• Task statement: Each entry that follows must be output without any deviation.

• Task inputs:
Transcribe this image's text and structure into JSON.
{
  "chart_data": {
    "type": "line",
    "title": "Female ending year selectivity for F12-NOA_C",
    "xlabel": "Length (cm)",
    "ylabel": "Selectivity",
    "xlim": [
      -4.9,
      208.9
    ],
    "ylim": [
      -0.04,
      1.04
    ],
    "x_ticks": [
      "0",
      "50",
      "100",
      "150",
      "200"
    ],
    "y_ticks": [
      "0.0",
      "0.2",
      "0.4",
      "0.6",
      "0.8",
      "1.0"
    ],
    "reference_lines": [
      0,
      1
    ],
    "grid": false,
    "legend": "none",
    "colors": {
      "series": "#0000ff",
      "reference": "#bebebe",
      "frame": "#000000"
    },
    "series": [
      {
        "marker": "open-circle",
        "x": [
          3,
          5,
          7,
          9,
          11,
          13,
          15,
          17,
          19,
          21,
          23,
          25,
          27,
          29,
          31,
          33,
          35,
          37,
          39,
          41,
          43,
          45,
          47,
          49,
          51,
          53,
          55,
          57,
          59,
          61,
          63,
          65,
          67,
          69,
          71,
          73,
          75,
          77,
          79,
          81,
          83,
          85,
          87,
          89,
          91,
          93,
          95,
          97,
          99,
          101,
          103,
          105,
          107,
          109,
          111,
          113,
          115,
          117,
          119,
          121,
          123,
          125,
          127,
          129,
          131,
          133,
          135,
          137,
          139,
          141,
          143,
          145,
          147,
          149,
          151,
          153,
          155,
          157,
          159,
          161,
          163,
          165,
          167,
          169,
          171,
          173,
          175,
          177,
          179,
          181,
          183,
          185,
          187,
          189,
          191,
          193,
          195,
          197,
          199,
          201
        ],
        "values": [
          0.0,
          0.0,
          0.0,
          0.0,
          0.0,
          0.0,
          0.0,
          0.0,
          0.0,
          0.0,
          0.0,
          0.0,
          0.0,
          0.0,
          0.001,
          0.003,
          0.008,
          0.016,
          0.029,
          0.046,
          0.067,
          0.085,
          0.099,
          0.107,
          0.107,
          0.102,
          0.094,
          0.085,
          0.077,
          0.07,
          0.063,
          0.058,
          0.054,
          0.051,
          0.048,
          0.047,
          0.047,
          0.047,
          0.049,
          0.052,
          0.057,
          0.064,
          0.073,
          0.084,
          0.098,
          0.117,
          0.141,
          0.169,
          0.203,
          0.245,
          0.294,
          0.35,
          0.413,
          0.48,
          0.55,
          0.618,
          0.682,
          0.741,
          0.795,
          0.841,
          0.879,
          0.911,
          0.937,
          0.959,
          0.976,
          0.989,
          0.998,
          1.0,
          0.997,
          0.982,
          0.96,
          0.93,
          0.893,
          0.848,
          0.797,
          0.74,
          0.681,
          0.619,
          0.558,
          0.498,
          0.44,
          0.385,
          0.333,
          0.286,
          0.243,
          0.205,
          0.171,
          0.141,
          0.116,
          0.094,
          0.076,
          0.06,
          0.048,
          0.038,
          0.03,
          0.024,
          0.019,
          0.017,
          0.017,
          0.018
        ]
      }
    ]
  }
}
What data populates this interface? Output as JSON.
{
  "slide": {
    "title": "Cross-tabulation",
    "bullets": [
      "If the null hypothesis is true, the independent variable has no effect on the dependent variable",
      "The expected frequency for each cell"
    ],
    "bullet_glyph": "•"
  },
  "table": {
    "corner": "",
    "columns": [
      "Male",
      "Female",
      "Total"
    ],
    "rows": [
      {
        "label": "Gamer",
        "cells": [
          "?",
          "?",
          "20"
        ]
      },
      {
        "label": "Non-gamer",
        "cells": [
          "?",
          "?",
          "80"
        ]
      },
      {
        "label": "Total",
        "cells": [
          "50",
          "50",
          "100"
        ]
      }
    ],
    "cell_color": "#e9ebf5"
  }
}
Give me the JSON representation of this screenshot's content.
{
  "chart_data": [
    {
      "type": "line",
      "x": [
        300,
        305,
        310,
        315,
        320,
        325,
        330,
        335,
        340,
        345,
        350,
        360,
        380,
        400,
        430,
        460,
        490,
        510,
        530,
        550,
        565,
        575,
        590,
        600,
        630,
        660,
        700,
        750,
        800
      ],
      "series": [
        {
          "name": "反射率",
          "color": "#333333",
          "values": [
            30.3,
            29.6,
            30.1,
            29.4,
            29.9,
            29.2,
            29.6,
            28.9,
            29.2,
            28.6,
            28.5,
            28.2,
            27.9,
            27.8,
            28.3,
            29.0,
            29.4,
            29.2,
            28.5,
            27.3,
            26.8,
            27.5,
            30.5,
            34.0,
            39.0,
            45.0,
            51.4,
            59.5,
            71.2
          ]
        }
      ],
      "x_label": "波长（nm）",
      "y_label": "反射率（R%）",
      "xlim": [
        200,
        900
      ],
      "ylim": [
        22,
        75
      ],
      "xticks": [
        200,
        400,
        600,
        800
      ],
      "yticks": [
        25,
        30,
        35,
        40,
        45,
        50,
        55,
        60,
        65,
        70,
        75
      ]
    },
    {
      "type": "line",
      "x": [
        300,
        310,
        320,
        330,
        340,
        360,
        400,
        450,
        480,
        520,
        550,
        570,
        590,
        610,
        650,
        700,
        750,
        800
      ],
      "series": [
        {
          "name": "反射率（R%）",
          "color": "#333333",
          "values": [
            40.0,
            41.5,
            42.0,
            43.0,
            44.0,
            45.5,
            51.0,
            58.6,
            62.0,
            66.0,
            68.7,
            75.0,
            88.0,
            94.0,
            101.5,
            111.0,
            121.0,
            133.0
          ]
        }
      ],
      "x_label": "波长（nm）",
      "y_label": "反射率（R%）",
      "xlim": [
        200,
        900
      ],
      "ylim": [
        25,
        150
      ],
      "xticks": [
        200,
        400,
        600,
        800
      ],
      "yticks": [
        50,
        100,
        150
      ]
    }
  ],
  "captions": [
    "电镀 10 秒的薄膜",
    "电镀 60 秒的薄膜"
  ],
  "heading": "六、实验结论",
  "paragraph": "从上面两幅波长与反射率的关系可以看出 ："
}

• Result of the exercise:
Transcribe this image's text and structure into JSON.
{
  "chart_data": {
    "type": "line",
    "title": "Female ending year selectivity for F12-NOA_C",
    "xlabel": "Length (cm)",
    "ylabel": "Selectivity",
    "xlim": [
      -4.9,
      208.9
    ],
    "ylim": [
      -0.04,
      1.04
    ],
    "x_ticks": [
      "0",
      "50",
      "100",
      "150",
      "200"
    ],
    "y_ticks": [
      "0.0",
      "0.2",
      "0.4",
      "0.6",
      "0.8",
      "1.0"
    ],
    "reference_lines": [
      0,
      1
    ],
    "grid": false,
    "legend": "none",
    "colors": {
      "series": "#0000ff",
      "reference": "#bebebe",
      "frame": "#000000"
    },
    "series": [
      {
        "marker": "open-circle",
        "x": [
          3,
          5,
          7,
          9,
          11,
          13,
          15,
          17,
          19,
          21,
          23,
          25,
          27,
          29,
          31,
          33,
          35,
          37,
          39,
          41,
          43,
          45,
          47,
          49,
          51,
          53,
          55,
          57,
          59,
          61,
          63,
          65,
          67,
          69,
          71,
          73,
          75,
          77,
          79,
          81,
          83,
          85,
          87,
          89,
          91,
          93,
          95,
          97,
          99,
          101,
          103,
          105,
          107,
          109,
          111,
          113,
          115,
          117,
          119,
          121,
          123,
          125,
          127,
          129,
          131,
          133,
          135,
          137,
          139,
          141,
          143,
          145,
          147,
          149,
          151,
          153,
          155,
          157,
          159,
          161,
          163,
          165,
          167,
          169,
          171,
          173,
          175,
          177,
          179,
          181,
          183,
          185,
          187,
          189,
          191,
          193,
          195,
          197,
          199,
          201
        ],
        "values": [
          0.0,
          0.0,
          0.0,
          0.0,
          0.0,
          0.0,
          0.0,
          0.0,
          0.0,
          0.0,
          0.0,
          0.0,
          0.0,
          0.0,
          0.001,
          0.003,
          0.008,
          0.016,
          0.029,
          0.046,
          0.067,
          0.085,
          0.099,
          0.107,
          0.107,
          0.102,
          0.094,
          0.085,
          0.077,
          0.07,
          0.063,
          0.058,
          0.054,
          0.051,
          0.048,
          0.047,
          0.047,
          0.047,
          0.049,
          0.052,
          0.057,
          0.064,
          0.073,
          0.084,
          0.098,
          0.117,
          0.141,
          0.169,
          0.203,
          0.245,
          0.294,
          0.35,
          0.413,
          0.48,
          0.55,
          0.618,
          0.682,
          0.741,
          0.795,
          0.841,
          0.879,
          0.911,
          0.937,
          0.959,
          0.976,
          0.989,
          0.998,
          1.0,
          0.997,
          0.982,
          0.96,
          0.93,
          0.893,
          0.848,
          0.797,
          0.74,
          0.681,
          0.619,
          0.558,
          0.498,
          0.44,
          0.385,
          0.333,
          0.286,
          0.243,
          0.205,
          0.171,
          0.141,
          0.116,
          0.094,
          0.076,
          0.06,
          0.048,
          0.038,
          0.03,
          0.024,
          0.019,
          0.017,
          0.017,
          0.018
        ]
      }
    ]
  }
}
What data populates this interface? Output as JSON.
{
  "slide": {
    "title": "Cross-tabulation",
    "bullets": [
      "If the null hypothesis is true, the independent variable has no effect on the dependent variable",
      "The expected frequency for each cell"
    ],
    "bullet_glyph": "•"
  },
  "table": {
    "corner": "",
    "columns": [
      "Male",
      "Female",
      "Total"
    ],
    "rows": [
      {
        "label": "Gamer",
        "cells": [
          "?",
          "?",
          "20"
        ]
      },
      {
        "label": "Non-gamer",
        "cells": [
          "?",
          "?",
          "80"
        ]
      },
      {
        "label": "Total",
        "cells": [
          "50",
          "50",
          "100"
        ]
      }
    ],
    "cell_color": "#e9ebf5"
  }
}
Give me the JSON representation of this screenshot's content.
{
  "chart_data": [
    {
      "type": "line",
      "x": [
        300,
        305,
        310,
        315,
        320,
        325,
        330,
        335,
        340,
        345,
        350,
        360,
        380,
        400,
        430,
        460,
        490,
        510,
        530,
        550,
        565,
        575,
        590,
        600,
        630,
        660,
        700,
        750,
        800
      ],
      "series": [
        {
          "name": "反射率",
          "color": "#333333",
          "values": [
            30.3,
            29.6,
            30.1,
            29.4,
            29.9,
            29.2,
            29.6,
            28.9,
            29.2,
            28.6,
            28.5,
            28.2,
            27.9,
            27.8,
            28.3,
            29.0,
            29.4,
            29.2,
            28.5,
            27.3,
            26.8,
            27.5,
            30.5,
            34.0,
            39.0,
            45.0,
            51.4,
            59.5,
            71.2
          ]
        }
      ],
      "x_label": "波长（nm）",
      "y_label": "反射率（R%）",
      "xlim": [
        200,
        900
      ],
      "ylim": [
        22,
        75
      ],
      "xticks": [
        200,
        400,
        600,
        800
      ],
      "yticks": [
        25,
        30,
        35,
        40,
        45,
        50,
        55,
        60,
        65,
        70,
        75
      ]
    },
    {
      "type": "line",
      "x": [
        300,
        310,
        320,
        330,
        340,
        360,
        400,
        450,
        480,
        520,
        550,
        570,
        590,
        610,
        650,
        700,
        750,
        800
      ],
      "series": [
        {
          "name": "反射率（R%）",
          "color": "#333333",
          "values": [
            40.0,
            41.5,
            42.0,
            43.0,
            44.0,
            45.5,
            51.0,
            58.6,
            62.0,
            66.0,
            68.7,
            75.0,
            88.0,
            94.0,
            101.5,
            111.0,
            121.0,
            133.0
          ]
        }
      ],
      "x_label": "波长（nm）",
      "y_label": "反射率（R%）",
      "xlim": [
        200,
        900
      ],
      "ylim": [
        25,
        150
      ],
      "xticks": [
        200,
        400,
        600,
        800
      ],
      "yticks": [
        50,
        100,
        150
      ]
    }
  ],
  "captions": [
    "电镀 10 秒的薄膜",
    "电镀 60 秒的薄膜"
  ],
  "heading": "六、实验结论",
  "paragraph": "从上面两幅波长与反射率的关系可以看出 ："
}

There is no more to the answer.